Work instructions: Quote the data below in full, minus the images.

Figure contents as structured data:
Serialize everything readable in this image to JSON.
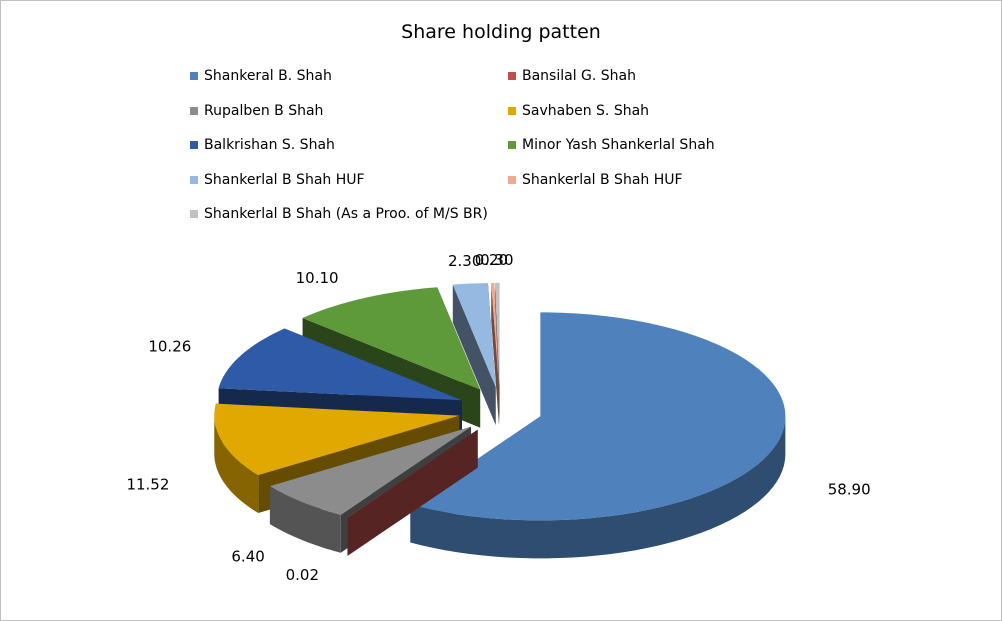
{
  "chart_data": {
    "type": "pie",
    "title": "Share holding patten",
    "legend_position": "top",
    "slices": [
      {
        "label": "Shankeral B. Shah",
        "value": 58.9,
        "value_label": "58.90",
        "color": "#4f81bd"
      },
      {
        "label": "Bansilal G. Shah",
        "value": 0.02,
        "value_label": "0.02",
        "color": "#c0504d"
      },
      {
        "label": "Rupalben B Shah",
        "value": 6.4,
        "value_label": "6.40",
        "color": "#8c8c8c"
      },
      {
        "label": "Savhaben S. Shah",
        "value": 11.52,
        "value_label": "11.52",
        "color": "#e0a800"
      },
      {
        "label": "Balkrishan S. Shah",
        "value": 10.26,
        "value_label": "10.26",
        "color": "#2e5aa8"
      },
      {
        "label": "Minor Yash Shankerlal Shah",
        "value": 10.1,
        "value_label": "10.10",
        "color": "#5f9a3a"
      },
      {
        "label": "Shankerlal B Shah HUF",
        "value": 2.3,
        "value_label": "2.30",
        "color": "#95b9e0"
      },
      {
        "label": "Shankerlal B Shah HUF",
        "value": 0.2,
        "value_label": "0.20",
        "color": "#f0a890"
      },
      {
        "label": "Shankerlal B Shah (As a Proo. of M/S BR)",
        "value": 0.3,
        "value_label": "0.30",
        "color": "#c0c0c0"
      }
    ]
  }
}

Finished task:
Serialize everything readable in this image to JSON.
{
  "chart_data": {
    "type": "pie",
    "title": "Share holding patten",
    "legend_position": "top",
    "slices": [
      {
        "label": "Shankeral B. Shah",
        "value": 58.9,
        "value_label": "58.90",
        "color": "#4f81bd"
      },
      {
        "label": "Bansilal G. Shah",
        "value": 0.02,
        "value_label": "0.02",
        "color": "#c0504d"
      },
      {
        "label": "Rupalben B Shah",
        "value": 6.4,
        "value_label": "6.40",
        "color": "#8c8c8c"
      },
      {
        "label": "Savhaben S. Shah",
        "value": 11.52,
        "value_label": "11.52",
        "color": "#e0a800"
      },
      {
        "label": "Balkrishan S. Shah",
        "value": 10.26,
        "value_label": "10.26",
        "color": "#2e5aa8"
      },
      {
        "label": "Minor Yash Shankerlal Shah",
        "value": 10.1,
        "value_label": "10.10",
        "color": "#5f9a3a"
      },
      {
        "label": "Shankerlal B Shah HUF",
        "value": 2.3,
        "value_label": "2.30",
        "color": "#95b9e0"
      },
      {
        "label": "Shankerlal B Shah HUF",
        "value": 0.2,
        "value_label": "0.20",
        "color": "#f0a890"
      },
      {
        "label": "Shankerlal B Shah (As a Proo. of M/S BR)",
        "value": 0.3,
        "value_label": "0.30",
        "color": "#c0c0c0"
      }
    ]
  }
}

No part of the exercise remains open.